Text block:

Be it enacted by the Legislature of West Virginia:
That section six, article twenty-four, chapter eleven of the
code of West Virginia, one thousand nine hundred thirty-one, as
amended, be amended and reenacted to read as follows:
ARTICLE 24. CORPORATION NET INCOME TAX.
§11-24-6. Adjustments in determining West Virginia taxable
income.
(a)
General.
-- In determining West Virginia taxable income
of a corporation, its taxable income as defined for federal
income tax purposes shall be adjusted and determined before the
apportionment provided by section seven of this article, by the
items specified in this section.
(b)
Adjustments increasing federal taxable income.
-- There
shall be added to federal taxable income, unless already included
in the computation of federal taxable income, the following
items:
(1) Interest or dividends on obligations or securities of
any state or of a political subdivision or authority thereof;
(2) Interest or dividends (less related expenses to the
extent not deducted in determining federal taxable income) on
obligations or securities of any authority, commission or
instrumentality of the United States which the laws of the United
States exempt from federal income tax but not from state income
taxes;
(3) Income taxes and other taxes, including franchise and
excise taxes, which are based on, measured by, or computed with
reference to net income, imposed by this state or any other
taxing jurisdiction, to the extent deducted in determining
federal taxable income;
(4) Taxes imposed by this state for which credit against the
taxes imposed by section four of this article, is allowed by
section nine or nine-a of this article and taken by the taxpayer,
to the extent deducted in determining federal taxable income; and
(5) The deferral value of certain income that is not
recognized for federal tax purposes, which value shall be an
amount equal to a percentage of the amount allowed as a deduction
in determining federal taxable income pursuant to the accelerated
cost recovery system under section 168 of the Internal Revenue
Code for the federal taxable year, with the percentage of the
federal deduction to be added as follows with respect to the
following recovery property: Three-year property -- no
modifications; five-year property -- ten percent; ten-year
property -- fifteen percent; fifteen-year public utility property
-- twenty-five percent; and fifteen-year or eighteen-year real
property -- thirty-five percent: Provided, That this
modification shall not apply to any person whose federal
deduction is determined by the use of the straight line method,
or to any taxable year beginning after the thirtieth day of June,
one thousand nine hundred eighty-seven;
(6) (4) The amount of unrelated business taxable income as
defined by section 512 of the Internal Revenue Code of 1986, as
amended, of a corporation which by reason of its purposes is
generally exempt from federal income taxes; and
(7) (5) The amount of any net operating loss deduction taken
for federal income tax purposes under section 172 of the Internal
Revenue Code of 1986, as amended.
(c)
Adjustments decreasing federal taxable income.

Instructions to follow: Can you carry on the West Virginia corporation net income tax section above, picking up right after its last heading, "Adjustments decreasing federal taxable income"?

Supplied material:
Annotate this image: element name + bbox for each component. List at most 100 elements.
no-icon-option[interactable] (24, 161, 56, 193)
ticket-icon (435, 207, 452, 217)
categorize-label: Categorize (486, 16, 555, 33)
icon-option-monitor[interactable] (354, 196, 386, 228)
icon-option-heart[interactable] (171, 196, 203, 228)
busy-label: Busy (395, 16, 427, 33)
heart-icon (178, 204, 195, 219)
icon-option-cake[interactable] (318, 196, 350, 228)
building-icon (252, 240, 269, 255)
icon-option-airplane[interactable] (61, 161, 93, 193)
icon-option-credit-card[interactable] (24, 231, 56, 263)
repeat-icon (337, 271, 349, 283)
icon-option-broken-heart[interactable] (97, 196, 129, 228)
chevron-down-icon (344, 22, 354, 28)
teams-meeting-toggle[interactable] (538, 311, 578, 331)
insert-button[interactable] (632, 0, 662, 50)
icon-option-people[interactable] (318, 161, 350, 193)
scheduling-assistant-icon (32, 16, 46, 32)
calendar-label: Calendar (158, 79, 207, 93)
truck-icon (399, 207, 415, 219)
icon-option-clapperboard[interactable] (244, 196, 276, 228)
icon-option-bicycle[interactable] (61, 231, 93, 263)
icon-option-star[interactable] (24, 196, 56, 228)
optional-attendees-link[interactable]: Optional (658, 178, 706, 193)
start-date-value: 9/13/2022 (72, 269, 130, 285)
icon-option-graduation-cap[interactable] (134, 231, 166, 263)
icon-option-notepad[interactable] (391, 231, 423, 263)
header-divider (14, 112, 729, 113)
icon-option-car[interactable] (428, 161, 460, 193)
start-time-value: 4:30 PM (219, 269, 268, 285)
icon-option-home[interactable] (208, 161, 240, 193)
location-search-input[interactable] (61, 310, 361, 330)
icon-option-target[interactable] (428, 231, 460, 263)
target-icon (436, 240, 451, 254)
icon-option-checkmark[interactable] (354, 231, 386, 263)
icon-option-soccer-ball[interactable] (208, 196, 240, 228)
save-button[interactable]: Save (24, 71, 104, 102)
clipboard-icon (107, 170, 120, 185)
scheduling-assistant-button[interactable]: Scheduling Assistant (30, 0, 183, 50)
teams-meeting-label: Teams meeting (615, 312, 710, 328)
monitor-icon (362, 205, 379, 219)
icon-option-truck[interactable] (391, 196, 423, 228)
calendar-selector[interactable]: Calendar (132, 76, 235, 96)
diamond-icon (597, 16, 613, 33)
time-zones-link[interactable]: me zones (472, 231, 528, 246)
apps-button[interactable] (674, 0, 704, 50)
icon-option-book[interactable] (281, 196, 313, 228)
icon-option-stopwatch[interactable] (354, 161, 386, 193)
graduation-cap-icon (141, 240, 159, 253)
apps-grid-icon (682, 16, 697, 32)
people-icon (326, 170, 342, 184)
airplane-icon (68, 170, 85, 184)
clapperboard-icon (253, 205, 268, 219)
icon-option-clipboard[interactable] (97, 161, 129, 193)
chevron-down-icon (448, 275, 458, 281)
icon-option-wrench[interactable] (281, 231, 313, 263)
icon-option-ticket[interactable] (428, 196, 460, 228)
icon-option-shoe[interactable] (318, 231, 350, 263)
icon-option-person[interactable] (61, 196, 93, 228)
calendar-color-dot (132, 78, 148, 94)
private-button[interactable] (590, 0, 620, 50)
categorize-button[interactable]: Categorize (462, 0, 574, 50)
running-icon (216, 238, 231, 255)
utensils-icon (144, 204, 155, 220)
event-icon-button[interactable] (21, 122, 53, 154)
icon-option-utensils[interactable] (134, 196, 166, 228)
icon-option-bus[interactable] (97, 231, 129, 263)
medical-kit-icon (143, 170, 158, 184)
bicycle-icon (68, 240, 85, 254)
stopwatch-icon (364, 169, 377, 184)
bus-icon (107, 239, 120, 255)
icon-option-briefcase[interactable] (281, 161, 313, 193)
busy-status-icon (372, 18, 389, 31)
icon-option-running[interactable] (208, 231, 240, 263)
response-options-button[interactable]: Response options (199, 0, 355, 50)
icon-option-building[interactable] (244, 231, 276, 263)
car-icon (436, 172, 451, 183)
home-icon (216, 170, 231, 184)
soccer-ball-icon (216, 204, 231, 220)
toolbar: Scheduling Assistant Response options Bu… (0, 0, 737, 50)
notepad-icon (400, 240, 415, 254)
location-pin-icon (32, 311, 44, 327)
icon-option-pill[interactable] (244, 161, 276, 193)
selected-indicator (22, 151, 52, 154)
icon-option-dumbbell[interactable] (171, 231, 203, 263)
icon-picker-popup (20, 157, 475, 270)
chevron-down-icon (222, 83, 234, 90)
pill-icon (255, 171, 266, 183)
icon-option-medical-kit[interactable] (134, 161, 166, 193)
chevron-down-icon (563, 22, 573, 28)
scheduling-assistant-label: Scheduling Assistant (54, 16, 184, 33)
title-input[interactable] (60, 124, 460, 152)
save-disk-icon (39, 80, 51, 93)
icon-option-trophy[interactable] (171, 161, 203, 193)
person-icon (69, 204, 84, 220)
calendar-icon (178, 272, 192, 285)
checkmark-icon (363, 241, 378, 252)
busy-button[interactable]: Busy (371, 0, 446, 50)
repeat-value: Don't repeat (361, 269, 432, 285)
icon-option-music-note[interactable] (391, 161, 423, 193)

Result of this task:
-- There
shall be subtracted from federal taxable income to the extent
included therein:
(1) Any gain from the sale or other disposition of property
having a higher fair market value on the first day of July, one
thousand nine hundred sixty-seven, than the adjusted basis at
said date for federal income tax purposes: Provided, That the
amount of this adjustment is limited to that portion of any such
gain which does not exceed the difference between such fair
market value and such adjusted basis;
(2) The amount of any refund or credit for overpayment of
income taxes and other taxes, including franchise and excise
taxes, which are based on, measured by, or computed with
reference to net income, imposed by this state or any other
taxing jurisdiction, to the extent properly included in gross
income for federal income tax purposes;
(3) The amount of dividends received, to the extent included
in federal taxable income: Provided, That this modification
shall not be made for taxable years beginning after the thirtieth
day of June, one thousand nine hundred eighty-seven;
(4) Thirty-seven and one-half percent of the excess of net
long-term capital gain over net short-term capital loss as
defined in the laws of the United States: Provided, That this
modification shall not be made for taxable years beginning after
the thirtieth day of June, one thousand nine hundred eighty-
seven;
(5) (3) The amount added to federal taxable income due to
the elimination of the reserve method for computation of the bad
debt deduction;
(6) (4) The full amount of interest expense actually
disallowed in determining federal taxable income which was
incurred or continued to purchase or carry obligations or
securities of any state or of any political subdivision thereof;
(7) (5) The amount required to be added to federal taxable
income as a dividend received from a foreign (non-United States)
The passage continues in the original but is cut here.